_Short task:_ Give the number of lines that include the string "InfoSparks", nothing more.

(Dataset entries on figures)
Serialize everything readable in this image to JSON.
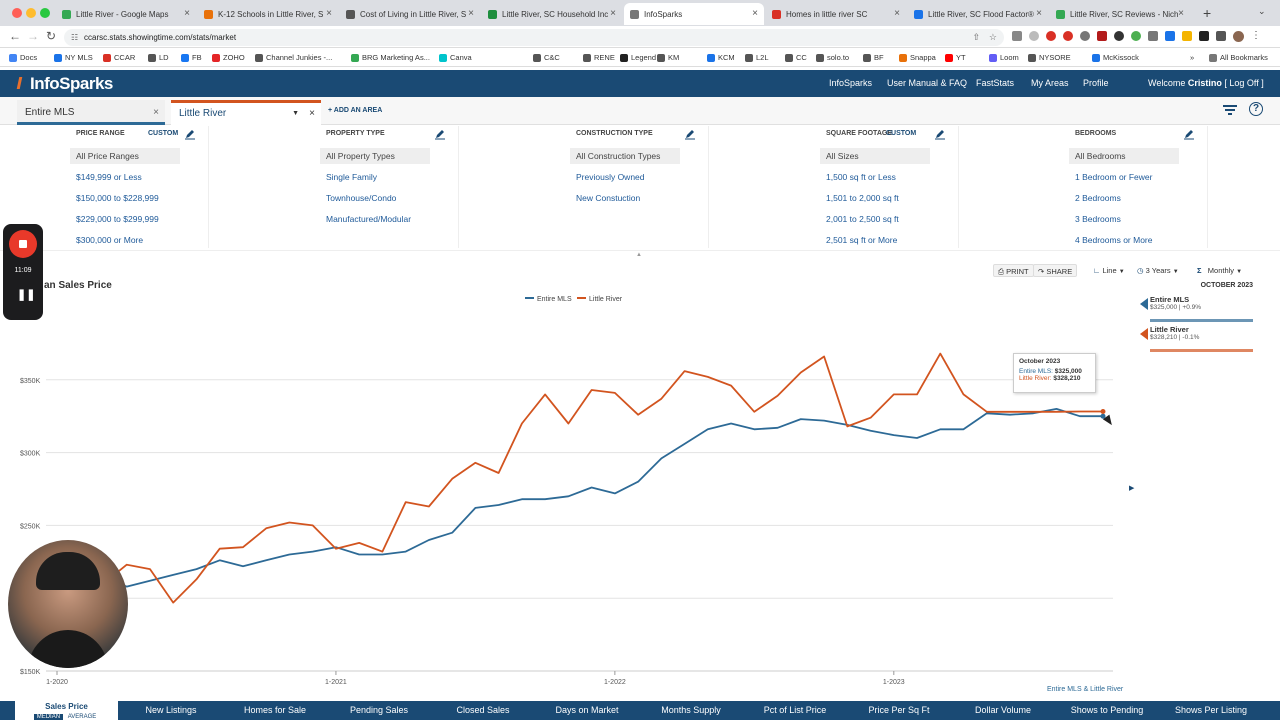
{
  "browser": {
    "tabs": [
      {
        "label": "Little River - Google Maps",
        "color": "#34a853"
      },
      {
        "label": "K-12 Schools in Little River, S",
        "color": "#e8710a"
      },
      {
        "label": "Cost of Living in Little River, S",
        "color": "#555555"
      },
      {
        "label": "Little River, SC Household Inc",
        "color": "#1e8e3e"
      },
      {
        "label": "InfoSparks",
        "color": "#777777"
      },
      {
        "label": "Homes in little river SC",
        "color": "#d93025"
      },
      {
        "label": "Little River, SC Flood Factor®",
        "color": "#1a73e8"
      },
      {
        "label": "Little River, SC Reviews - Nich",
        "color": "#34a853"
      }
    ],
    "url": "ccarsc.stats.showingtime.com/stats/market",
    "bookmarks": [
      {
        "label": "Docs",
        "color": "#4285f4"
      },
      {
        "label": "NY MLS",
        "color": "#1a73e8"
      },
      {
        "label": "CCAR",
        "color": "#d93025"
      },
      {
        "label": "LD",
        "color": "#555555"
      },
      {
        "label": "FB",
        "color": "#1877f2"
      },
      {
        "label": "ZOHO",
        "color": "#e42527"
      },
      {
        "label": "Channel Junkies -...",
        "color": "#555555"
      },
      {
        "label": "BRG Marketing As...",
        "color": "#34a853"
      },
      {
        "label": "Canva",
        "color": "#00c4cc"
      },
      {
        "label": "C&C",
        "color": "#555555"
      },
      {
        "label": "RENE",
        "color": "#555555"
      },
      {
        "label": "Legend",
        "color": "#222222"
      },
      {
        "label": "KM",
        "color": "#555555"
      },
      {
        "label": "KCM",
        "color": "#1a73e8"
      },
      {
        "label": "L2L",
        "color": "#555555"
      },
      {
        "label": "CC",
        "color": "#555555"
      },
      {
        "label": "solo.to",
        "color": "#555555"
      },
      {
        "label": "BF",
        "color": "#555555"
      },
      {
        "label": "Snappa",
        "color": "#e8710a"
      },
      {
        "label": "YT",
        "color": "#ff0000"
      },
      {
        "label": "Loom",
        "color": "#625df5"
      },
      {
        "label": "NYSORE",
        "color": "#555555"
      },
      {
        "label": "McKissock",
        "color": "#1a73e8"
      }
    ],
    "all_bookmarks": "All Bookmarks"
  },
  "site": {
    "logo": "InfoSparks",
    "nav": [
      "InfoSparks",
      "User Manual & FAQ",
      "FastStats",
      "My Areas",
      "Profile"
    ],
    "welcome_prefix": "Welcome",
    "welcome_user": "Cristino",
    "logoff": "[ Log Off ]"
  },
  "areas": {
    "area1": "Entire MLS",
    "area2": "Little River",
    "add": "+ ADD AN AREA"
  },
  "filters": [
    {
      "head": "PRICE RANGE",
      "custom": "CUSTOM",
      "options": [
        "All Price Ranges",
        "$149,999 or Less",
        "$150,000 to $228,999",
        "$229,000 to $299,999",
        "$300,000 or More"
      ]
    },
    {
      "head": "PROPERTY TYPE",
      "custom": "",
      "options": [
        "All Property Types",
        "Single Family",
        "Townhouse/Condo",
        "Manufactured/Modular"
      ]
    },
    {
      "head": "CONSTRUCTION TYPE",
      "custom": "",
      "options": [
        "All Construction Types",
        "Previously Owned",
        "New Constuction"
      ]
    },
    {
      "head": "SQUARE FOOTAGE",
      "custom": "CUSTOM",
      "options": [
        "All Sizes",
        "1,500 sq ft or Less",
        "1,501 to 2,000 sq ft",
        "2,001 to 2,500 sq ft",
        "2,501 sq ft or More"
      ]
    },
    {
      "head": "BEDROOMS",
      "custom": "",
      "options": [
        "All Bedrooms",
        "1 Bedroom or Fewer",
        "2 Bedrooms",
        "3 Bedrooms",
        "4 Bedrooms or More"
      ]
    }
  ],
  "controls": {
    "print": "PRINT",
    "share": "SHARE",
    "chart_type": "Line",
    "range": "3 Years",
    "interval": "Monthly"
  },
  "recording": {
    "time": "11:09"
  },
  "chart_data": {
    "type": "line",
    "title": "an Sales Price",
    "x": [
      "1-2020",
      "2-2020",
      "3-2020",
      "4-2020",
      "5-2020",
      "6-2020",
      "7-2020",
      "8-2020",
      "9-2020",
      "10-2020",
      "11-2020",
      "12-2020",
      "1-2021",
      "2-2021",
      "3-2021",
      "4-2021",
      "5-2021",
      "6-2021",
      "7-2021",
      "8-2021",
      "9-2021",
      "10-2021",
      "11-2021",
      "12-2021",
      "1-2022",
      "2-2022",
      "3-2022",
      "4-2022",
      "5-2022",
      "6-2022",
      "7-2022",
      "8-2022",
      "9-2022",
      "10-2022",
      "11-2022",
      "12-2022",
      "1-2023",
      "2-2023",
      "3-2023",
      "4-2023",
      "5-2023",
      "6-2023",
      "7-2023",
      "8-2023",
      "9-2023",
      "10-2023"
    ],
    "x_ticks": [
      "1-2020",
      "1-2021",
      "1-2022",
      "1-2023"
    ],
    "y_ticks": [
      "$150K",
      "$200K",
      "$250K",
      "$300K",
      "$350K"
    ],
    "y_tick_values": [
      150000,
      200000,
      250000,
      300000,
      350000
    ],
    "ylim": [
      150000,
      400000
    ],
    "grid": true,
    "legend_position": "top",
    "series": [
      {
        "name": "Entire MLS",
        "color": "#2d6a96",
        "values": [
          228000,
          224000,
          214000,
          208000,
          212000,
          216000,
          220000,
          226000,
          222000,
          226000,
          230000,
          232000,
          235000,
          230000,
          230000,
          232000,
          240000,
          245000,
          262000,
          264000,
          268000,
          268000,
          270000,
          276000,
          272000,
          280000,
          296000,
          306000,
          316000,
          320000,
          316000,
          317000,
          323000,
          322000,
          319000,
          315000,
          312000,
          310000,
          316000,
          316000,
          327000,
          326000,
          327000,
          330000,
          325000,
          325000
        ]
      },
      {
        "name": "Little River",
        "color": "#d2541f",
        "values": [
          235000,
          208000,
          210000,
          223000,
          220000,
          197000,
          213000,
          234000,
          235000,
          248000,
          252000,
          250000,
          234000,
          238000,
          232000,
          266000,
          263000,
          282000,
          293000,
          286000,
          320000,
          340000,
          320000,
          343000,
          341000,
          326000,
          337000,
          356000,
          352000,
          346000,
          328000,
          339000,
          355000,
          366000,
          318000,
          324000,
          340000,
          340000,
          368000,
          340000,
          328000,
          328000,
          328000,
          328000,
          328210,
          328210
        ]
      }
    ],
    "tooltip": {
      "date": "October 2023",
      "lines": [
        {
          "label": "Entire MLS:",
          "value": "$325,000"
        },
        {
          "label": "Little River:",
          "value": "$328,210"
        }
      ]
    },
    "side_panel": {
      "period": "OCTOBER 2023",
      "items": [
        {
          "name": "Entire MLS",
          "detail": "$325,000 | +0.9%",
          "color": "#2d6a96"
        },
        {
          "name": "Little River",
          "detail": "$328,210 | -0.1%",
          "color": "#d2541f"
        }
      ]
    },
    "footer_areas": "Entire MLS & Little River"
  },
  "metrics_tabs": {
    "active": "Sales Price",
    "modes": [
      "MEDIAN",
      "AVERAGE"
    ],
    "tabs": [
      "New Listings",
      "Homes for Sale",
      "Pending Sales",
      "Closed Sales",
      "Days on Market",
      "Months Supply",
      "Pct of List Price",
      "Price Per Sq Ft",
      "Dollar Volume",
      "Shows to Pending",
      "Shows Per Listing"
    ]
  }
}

==

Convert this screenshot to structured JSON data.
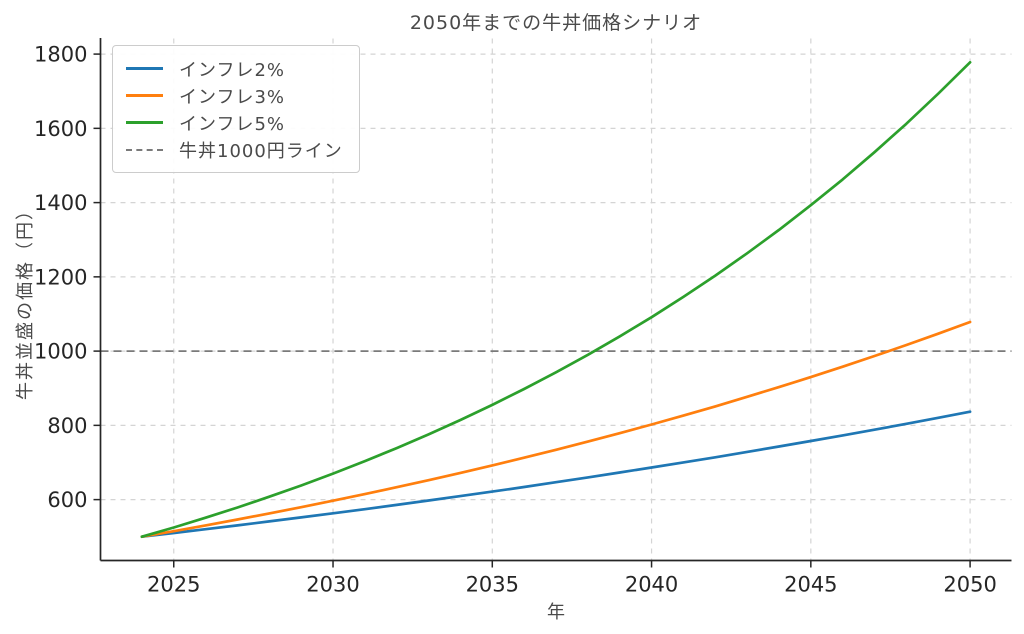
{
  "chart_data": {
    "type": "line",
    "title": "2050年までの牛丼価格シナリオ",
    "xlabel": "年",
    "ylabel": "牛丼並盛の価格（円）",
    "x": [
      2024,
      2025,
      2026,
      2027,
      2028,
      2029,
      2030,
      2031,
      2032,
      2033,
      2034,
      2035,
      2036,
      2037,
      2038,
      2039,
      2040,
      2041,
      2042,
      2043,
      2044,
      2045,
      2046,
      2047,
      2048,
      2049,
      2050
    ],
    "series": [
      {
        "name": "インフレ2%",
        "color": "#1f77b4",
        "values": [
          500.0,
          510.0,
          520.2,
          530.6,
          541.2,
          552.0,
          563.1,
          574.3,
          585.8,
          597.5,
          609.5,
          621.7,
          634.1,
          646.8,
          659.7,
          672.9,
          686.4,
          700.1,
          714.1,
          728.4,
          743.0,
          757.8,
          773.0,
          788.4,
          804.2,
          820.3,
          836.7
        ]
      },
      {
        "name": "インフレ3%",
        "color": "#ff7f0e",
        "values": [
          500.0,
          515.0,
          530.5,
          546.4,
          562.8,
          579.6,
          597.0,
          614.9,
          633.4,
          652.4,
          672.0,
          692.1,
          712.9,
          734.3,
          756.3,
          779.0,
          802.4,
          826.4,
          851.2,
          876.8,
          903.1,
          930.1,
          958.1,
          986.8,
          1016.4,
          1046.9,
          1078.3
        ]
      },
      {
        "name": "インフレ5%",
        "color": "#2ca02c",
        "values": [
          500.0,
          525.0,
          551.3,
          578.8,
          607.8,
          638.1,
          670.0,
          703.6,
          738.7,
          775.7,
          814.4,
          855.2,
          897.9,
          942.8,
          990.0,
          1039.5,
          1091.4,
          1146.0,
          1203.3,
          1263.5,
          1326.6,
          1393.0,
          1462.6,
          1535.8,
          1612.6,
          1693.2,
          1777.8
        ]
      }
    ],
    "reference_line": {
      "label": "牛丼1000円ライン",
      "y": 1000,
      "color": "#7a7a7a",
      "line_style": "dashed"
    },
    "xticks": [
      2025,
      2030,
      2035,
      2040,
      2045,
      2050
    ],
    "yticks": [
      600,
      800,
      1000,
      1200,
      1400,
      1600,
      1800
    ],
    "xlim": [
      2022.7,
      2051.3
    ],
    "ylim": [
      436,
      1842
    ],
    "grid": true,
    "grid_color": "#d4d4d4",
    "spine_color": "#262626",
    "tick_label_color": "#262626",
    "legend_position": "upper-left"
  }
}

_Solution to this task:_ 3